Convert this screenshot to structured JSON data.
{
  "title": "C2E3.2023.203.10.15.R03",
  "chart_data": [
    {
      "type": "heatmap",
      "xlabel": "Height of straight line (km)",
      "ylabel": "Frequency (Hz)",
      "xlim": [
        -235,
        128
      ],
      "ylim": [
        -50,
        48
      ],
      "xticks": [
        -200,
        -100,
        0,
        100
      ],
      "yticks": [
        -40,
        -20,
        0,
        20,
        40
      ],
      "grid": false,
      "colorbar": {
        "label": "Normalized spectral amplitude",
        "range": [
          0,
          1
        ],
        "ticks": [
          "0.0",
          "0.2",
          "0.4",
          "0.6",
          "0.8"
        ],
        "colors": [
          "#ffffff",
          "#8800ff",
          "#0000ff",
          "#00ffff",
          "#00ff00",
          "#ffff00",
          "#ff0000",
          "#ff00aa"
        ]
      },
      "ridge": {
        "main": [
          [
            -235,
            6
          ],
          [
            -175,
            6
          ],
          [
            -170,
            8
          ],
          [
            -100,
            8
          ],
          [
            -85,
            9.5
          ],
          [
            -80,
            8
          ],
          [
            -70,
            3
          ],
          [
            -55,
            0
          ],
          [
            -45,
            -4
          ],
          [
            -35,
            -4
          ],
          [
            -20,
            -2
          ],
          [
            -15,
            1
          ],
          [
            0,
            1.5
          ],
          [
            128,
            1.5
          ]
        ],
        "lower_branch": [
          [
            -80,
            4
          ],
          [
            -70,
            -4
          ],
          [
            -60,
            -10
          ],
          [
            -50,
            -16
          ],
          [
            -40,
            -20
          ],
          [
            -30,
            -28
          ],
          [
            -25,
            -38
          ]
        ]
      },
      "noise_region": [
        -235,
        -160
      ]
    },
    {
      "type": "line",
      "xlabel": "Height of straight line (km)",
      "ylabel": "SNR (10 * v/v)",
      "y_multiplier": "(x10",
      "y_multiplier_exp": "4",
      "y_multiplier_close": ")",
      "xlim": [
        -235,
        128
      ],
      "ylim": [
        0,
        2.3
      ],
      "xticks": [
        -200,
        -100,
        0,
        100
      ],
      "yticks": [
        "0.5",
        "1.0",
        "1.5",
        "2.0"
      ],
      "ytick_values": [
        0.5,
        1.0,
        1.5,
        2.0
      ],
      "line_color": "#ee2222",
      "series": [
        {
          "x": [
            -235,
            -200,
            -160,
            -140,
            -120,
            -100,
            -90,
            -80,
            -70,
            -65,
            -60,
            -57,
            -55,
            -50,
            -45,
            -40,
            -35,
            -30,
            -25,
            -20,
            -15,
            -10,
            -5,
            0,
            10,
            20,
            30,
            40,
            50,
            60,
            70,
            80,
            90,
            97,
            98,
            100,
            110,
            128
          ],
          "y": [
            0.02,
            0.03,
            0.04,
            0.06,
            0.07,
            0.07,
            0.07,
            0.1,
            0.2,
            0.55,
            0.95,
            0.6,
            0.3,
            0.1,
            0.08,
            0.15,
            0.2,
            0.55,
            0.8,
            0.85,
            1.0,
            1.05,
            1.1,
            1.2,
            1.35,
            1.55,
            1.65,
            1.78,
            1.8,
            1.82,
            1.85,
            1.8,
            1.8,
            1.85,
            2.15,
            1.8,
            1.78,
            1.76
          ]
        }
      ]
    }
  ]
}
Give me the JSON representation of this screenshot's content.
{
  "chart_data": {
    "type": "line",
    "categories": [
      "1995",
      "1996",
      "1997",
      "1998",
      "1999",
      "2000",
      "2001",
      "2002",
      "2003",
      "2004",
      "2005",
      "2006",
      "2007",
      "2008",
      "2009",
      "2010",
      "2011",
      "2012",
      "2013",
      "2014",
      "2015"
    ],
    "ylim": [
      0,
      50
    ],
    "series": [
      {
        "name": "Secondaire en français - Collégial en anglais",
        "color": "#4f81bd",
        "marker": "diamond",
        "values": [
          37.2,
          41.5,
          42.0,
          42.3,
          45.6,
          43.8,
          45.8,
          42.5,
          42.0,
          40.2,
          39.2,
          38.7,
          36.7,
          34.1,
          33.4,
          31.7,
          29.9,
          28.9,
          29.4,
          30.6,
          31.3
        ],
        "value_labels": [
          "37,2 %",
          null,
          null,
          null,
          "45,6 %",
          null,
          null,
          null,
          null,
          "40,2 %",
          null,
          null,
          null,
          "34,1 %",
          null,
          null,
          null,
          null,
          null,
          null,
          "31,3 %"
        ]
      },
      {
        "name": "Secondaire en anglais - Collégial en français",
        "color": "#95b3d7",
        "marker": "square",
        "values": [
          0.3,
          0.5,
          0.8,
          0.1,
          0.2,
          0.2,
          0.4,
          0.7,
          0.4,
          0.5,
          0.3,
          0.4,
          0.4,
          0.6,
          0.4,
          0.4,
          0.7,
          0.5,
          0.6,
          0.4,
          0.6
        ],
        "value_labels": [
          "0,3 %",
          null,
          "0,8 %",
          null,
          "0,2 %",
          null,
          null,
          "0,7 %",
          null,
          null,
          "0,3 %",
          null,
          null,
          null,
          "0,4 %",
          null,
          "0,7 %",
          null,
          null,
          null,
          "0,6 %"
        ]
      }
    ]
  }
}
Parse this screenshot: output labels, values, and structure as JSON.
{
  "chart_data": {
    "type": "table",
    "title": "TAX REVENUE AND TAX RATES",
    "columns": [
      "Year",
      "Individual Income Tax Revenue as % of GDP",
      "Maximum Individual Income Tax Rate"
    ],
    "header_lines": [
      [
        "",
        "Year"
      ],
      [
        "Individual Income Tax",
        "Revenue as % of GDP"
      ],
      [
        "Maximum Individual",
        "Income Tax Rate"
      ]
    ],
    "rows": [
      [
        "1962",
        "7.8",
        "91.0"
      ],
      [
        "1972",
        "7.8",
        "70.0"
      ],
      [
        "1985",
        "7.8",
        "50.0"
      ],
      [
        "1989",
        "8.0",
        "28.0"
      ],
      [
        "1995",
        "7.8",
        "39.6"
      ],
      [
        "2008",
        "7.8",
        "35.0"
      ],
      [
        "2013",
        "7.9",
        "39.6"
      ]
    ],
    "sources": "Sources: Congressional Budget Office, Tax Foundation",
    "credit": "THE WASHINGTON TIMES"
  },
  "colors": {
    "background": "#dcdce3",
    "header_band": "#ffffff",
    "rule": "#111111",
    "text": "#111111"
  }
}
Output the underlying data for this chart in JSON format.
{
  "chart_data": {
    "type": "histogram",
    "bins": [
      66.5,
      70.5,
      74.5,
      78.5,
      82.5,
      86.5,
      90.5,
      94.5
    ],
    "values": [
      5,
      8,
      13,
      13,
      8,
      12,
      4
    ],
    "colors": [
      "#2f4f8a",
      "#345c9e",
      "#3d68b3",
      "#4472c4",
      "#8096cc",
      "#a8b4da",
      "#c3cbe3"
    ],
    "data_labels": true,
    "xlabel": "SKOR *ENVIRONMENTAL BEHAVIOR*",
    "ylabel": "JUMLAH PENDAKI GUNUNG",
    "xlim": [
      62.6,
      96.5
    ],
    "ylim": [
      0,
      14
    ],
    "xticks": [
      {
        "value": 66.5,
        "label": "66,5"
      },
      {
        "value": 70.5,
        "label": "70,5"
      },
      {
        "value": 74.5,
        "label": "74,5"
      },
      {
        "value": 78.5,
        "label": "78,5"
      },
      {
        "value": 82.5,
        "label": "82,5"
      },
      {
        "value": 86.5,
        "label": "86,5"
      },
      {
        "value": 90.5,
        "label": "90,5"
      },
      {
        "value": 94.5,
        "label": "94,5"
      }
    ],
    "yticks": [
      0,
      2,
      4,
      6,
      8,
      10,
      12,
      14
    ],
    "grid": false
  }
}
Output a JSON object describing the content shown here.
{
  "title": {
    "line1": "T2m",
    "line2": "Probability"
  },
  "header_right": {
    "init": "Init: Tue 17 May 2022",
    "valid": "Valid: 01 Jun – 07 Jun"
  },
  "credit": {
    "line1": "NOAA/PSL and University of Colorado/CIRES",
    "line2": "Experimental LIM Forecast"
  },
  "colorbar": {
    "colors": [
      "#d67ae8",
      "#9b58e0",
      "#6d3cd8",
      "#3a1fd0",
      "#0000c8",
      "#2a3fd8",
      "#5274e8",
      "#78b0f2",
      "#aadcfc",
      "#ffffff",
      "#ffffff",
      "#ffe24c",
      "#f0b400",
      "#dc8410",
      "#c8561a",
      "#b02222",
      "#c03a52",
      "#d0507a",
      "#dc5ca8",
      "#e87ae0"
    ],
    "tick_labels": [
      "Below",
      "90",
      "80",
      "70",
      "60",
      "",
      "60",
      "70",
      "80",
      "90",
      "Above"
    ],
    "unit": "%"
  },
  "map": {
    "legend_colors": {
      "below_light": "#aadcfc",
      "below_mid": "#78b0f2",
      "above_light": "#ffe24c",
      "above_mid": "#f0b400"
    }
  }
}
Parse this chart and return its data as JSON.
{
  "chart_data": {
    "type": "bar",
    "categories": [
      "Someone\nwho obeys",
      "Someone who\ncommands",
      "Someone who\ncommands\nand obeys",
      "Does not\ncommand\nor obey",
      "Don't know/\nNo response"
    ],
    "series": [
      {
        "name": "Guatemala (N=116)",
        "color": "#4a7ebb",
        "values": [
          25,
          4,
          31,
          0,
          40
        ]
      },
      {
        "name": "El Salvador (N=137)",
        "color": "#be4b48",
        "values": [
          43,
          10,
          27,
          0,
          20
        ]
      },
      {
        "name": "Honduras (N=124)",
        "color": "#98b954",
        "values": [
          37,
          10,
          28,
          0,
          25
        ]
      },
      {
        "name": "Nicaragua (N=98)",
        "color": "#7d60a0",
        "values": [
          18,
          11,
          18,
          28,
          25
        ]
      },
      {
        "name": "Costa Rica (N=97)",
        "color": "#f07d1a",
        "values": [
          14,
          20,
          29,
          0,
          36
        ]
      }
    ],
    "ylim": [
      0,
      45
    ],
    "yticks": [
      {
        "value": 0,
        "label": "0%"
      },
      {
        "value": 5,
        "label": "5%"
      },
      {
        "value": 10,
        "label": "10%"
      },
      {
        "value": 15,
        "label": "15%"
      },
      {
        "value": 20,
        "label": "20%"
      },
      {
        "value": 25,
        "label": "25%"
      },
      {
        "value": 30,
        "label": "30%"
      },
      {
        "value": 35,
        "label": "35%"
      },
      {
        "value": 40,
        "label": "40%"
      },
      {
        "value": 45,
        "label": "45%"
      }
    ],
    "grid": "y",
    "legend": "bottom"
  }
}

************

__WHAT THE TASK REQUIRES__:
Go through the entries above and pull out each line with "title" in it.

__RESPONSE__:
  "title": "C2E3.2023.203.10.15.R03",
    "title": "TAX REVENUE AND TAX RATES",
  "title": {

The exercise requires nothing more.